Extract provided below:
By Courtney Kemps, KF8 Peru
1 kg of peeled cocona fruits
2 liters of water
450 grams of sugar
10 grams of stabilizer
2 cups of milk
These are the ingredients for making popsicles from cocona, a bright orange-yellow fruit grown in Peru’s jungle region. This recipe was one of four distributed to all who attended a recent workshop on how to make ice cream and other frozen treats sponsored by Manuela Ramos’s Pucallpa office.
In my two months working as a Kiva Fellow with Manuela Ramos in Pucallpa I have had the good fortune to attend two educational workshops designed for the organization’s borrowers. Manuela Ramos takes the educational component of their microfinance program very seriously. Sonia Mamani Gamarra is the full-time education coordinator for the Pucallpa office and is responsible for organizing these monthly workshops as well as the educational sessions given by loan officers at each communal bank’s monthly meeting.
Workshops are planned far in advance of their execution and are taught by specialists in the particular topic being presented. This year’s workshops were designed following a survey of about 60-70% of Manuela’s borrowers, who were asked what they were most interested in learning, the best time and location for workshops, and how long the sessions should last. Some workshops are designed to add value to business ventures that are already common among Manuela Ramos’s borrowers (i.e. home-based restaurants or the sale of beauty products). Others introduce new ideas based on what is likely to sell well in Pucallpa (i.e. ornamental plants or ice cream). Prior workshops have instructed borrowers in cooking (particularly regional dishes), making decorations with recycled materials, doing manicures and pedicures, preparing desserts, and giving makeovers.
In June I joined about 30 borrowers at a plant nursery outside the city where an agronomist taught us how to raise tropical ornamental plants for the house or yard. Participants received detailed instructions about how to grow the plants, make cuttings, treat plant diseases, and produce compost. The classroom portion was followed by an instructive tour of the facility.
End of Extract provided.
Material provided below:
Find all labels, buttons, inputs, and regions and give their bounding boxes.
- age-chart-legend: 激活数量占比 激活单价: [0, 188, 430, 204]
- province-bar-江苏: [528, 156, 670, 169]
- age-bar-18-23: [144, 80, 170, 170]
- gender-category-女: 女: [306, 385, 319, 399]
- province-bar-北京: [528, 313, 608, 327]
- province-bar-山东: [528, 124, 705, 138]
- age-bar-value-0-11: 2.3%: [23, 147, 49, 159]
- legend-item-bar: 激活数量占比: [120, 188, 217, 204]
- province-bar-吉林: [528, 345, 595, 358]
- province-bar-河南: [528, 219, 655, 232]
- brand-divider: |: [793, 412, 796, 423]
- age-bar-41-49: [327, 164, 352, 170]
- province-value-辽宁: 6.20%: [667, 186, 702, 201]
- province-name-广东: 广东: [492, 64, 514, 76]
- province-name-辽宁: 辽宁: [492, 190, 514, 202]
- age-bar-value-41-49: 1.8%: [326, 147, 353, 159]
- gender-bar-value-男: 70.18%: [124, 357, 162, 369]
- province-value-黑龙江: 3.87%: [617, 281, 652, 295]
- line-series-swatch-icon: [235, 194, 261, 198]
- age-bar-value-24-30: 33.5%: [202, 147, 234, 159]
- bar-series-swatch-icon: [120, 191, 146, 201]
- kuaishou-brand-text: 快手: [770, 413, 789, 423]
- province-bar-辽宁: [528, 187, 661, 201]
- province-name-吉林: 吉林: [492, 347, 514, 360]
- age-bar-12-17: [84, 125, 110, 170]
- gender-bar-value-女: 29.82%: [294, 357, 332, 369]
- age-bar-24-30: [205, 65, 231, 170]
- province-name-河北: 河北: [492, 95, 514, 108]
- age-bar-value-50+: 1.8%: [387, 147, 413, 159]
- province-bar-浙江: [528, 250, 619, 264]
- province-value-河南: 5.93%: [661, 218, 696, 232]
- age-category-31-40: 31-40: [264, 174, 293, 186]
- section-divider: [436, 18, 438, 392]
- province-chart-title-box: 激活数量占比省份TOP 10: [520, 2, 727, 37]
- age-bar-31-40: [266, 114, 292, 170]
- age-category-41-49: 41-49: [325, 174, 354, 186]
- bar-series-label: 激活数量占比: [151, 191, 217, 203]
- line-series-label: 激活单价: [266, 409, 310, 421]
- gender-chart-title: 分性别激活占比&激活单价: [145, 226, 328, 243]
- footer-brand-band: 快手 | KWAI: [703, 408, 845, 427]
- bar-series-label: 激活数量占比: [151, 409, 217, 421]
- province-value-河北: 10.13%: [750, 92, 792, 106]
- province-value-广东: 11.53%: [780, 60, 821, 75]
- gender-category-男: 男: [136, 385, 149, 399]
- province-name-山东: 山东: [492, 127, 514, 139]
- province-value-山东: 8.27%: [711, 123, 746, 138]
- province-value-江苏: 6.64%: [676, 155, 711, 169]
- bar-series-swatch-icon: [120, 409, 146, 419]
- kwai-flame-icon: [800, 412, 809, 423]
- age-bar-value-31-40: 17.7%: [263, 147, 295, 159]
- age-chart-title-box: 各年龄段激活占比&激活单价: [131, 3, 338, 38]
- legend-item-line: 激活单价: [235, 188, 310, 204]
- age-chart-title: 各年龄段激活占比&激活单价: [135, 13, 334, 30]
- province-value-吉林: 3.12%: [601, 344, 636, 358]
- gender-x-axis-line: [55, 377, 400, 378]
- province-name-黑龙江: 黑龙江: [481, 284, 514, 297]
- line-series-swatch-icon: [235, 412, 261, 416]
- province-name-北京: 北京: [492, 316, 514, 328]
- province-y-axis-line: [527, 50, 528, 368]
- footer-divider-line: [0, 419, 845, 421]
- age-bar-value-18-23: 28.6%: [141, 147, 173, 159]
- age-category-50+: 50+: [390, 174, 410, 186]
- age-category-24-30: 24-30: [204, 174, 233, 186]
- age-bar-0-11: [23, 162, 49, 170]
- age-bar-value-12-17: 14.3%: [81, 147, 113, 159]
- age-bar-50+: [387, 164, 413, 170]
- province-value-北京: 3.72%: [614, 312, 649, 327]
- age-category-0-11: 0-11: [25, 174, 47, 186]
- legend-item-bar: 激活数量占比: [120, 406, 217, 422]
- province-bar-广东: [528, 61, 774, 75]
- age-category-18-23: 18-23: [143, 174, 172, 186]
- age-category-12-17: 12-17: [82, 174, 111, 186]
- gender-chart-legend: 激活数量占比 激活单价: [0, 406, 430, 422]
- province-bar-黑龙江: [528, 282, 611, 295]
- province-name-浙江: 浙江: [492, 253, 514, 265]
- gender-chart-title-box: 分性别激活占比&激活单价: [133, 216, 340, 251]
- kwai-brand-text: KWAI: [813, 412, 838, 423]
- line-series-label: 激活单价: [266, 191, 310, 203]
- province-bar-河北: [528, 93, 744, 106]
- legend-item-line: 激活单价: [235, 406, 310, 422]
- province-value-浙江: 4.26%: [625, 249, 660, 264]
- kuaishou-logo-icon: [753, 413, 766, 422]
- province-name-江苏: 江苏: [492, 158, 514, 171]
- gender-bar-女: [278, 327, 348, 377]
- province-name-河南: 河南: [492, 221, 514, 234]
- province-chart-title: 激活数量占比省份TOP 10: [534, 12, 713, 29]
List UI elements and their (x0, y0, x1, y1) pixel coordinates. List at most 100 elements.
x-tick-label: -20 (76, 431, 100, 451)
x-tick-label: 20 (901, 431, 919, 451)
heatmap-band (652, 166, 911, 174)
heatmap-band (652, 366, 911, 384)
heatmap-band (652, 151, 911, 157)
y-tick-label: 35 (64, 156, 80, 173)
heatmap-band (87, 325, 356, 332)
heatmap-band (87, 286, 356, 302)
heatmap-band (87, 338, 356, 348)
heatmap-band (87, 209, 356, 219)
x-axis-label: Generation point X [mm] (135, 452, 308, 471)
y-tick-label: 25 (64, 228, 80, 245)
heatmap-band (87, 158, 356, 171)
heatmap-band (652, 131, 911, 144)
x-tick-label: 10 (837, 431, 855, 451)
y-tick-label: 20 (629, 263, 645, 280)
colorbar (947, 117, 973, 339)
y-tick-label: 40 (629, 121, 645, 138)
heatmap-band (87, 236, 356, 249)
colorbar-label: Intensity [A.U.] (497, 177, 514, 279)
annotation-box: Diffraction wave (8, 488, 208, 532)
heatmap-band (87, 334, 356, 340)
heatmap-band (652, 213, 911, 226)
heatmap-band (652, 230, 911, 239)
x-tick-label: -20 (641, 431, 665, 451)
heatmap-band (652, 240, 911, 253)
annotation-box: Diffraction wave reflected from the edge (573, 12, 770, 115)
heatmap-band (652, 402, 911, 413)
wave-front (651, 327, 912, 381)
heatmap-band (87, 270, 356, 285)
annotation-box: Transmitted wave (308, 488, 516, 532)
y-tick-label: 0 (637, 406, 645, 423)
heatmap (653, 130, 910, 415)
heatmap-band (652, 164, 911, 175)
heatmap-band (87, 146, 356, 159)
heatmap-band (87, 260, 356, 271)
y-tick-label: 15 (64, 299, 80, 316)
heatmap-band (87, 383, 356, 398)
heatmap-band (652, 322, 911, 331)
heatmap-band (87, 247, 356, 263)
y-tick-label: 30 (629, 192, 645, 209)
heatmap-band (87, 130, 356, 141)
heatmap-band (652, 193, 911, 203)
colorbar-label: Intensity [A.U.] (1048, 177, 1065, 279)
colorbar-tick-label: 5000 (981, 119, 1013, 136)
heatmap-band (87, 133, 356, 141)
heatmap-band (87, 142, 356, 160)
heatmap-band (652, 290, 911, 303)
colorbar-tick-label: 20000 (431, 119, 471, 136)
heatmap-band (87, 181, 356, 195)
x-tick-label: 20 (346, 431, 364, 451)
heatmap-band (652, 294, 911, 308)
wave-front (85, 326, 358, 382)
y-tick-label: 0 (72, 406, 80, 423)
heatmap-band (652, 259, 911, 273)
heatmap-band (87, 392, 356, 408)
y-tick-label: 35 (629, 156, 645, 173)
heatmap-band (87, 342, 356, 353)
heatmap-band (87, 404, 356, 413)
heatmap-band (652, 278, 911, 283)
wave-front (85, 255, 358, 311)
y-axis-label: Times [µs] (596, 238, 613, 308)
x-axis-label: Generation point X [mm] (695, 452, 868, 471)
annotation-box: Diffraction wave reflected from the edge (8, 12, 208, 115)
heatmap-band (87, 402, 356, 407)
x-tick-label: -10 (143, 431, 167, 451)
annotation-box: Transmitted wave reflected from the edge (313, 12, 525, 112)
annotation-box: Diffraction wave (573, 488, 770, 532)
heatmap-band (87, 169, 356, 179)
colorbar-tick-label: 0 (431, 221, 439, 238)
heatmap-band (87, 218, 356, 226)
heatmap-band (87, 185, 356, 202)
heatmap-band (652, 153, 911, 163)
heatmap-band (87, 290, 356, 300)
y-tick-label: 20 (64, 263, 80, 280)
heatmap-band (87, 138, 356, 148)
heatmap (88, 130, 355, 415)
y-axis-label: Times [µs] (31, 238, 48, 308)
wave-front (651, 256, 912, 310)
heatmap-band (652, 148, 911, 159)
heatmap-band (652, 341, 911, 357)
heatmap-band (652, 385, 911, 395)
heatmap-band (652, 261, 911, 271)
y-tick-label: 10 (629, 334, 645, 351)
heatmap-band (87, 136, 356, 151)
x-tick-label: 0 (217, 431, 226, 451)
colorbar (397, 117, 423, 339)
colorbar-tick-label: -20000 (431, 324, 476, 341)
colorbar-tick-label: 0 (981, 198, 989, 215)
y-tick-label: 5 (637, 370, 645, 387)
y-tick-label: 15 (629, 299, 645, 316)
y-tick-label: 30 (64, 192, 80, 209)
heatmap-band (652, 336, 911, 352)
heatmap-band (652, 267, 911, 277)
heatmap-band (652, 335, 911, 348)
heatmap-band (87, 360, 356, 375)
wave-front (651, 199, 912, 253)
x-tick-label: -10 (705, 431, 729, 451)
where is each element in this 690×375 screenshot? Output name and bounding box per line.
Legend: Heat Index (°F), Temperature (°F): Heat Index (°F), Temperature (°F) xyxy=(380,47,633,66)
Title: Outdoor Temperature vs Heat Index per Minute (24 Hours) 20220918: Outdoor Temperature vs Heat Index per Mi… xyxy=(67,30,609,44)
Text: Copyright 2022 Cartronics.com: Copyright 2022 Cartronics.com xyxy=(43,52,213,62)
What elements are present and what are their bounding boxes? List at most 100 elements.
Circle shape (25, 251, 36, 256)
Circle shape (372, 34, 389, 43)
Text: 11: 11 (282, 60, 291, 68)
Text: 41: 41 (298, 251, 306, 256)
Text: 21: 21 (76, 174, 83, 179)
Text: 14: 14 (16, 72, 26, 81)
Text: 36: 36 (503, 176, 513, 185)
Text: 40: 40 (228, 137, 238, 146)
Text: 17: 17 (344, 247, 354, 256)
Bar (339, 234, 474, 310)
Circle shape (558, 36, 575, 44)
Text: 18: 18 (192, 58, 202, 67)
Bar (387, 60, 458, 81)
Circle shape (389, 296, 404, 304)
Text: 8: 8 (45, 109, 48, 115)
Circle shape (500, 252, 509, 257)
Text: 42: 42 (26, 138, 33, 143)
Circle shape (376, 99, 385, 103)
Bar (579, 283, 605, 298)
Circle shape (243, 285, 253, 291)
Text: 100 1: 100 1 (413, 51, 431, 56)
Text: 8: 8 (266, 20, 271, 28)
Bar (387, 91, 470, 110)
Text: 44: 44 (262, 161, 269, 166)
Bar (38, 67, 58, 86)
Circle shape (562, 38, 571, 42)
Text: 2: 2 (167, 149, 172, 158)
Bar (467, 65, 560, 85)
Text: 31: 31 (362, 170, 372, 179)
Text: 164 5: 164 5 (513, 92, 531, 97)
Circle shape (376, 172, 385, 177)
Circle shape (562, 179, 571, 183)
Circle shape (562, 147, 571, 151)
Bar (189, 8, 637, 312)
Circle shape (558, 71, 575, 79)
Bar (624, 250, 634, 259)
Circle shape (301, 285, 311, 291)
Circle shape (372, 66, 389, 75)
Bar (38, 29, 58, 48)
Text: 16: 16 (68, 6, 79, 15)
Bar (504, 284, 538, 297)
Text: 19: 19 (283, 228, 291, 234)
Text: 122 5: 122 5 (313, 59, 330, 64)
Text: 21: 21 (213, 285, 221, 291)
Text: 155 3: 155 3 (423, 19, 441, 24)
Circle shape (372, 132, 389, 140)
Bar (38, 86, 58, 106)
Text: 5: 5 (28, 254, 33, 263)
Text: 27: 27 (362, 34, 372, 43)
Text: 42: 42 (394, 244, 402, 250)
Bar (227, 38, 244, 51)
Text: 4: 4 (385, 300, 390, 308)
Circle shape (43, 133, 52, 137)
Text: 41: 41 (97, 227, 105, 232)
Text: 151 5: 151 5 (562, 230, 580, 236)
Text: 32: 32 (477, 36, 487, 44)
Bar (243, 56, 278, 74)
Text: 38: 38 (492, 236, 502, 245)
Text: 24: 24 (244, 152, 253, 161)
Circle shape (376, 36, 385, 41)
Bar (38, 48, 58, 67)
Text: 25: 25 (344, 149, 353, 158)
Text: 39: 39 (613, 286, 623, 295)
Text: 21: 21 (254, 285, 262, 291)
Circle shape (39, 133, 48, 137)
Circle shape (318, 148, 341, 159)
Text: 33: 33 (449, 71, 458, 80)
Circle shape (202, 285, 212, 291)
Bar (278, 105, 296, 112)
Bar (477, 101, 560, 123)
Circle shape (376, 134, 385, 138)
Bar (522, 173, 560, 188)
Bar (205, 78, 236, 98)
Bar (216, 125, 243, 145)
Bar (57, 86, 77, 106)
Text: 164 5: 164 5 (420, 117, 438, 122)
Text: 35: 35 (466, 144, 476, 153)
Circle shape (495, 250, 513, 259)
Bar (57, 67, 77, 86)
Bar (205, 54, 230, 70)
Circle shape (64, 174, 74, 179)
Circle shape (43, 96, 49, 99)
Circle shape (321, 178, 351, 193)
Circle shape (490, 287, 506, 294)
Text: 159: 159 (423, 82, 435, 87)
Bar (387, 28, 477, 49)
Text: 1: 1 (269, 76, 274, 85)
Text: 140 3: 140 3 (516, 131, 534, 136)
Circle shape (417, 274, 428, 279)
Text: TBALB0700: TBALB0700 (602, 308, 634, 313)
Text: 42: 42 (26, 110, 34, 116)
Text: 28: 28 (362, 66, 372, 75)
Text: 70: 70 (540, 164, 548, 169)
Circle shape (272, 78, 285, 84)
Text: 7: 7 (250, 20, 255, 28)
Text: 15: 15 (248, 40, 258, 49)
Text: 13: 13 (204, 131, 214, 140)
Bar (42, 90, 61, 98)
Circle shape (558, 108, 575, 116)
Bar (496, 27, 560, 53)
End of Material provided.
Activity 1 |
Reproduce the passage of the article on Manuela Ramos's borrower workshops from "In my two months" up to and including "bank’s monthly meeting.".
Activity 2 |
Continue the article on Manuela Ramos's borrower workshops, starting right after its final sentence.

Response box 1 |
In my two months working as a Kiva Fellow with Manuela Ramos in Pucallpa I have had the good fortune to attend two educational workshops designed for the organization’s borrowers. Manuela Ramos takes the educational component of their microfinance program very seriously. Sonia Mamani Gamarra is the full-time education coordinator for the Pucallpa office and is responsible for organizing these monthly workshops as well as the educational sessions given by loan officers at each communal bank’s monthly meeting.

Response box 2 |
At July’s workshop devoted to frozen concoctions, a professor of food production from a local educational institute showed participants how to make a variety of different ice creams, popsicles and flavored ices from local fruits and other ingredients. Pucallpa’s hot climate makes this city an ideal place to sell frozen desserts. Ten interested borrowers, impressed by the professor’s teaching skills, took the initiative to contract the professor independently to spend an extra few hours studying how to make chocolate cake.
Next month’s workshop will be dedicated to sewing/tailoring, another common activity among Manuela Ramos borrowers. In my opinion, these workshops are an excellent deal for borrowers, who pay a nominal fee of 5 soles (about $1.65) for five or six hours of instruction—another example of an MFI adding value to borrowers.
The workshops described above serve as a great example of the ability of microfinancial institutions like Manuela Ramos to offer their clients much more than just loans. To learn more about Manuela Ramos’s microfinance program, click here. To view a list of Manuela Ramos’s current fundraising loans on Kiva’s website, click here.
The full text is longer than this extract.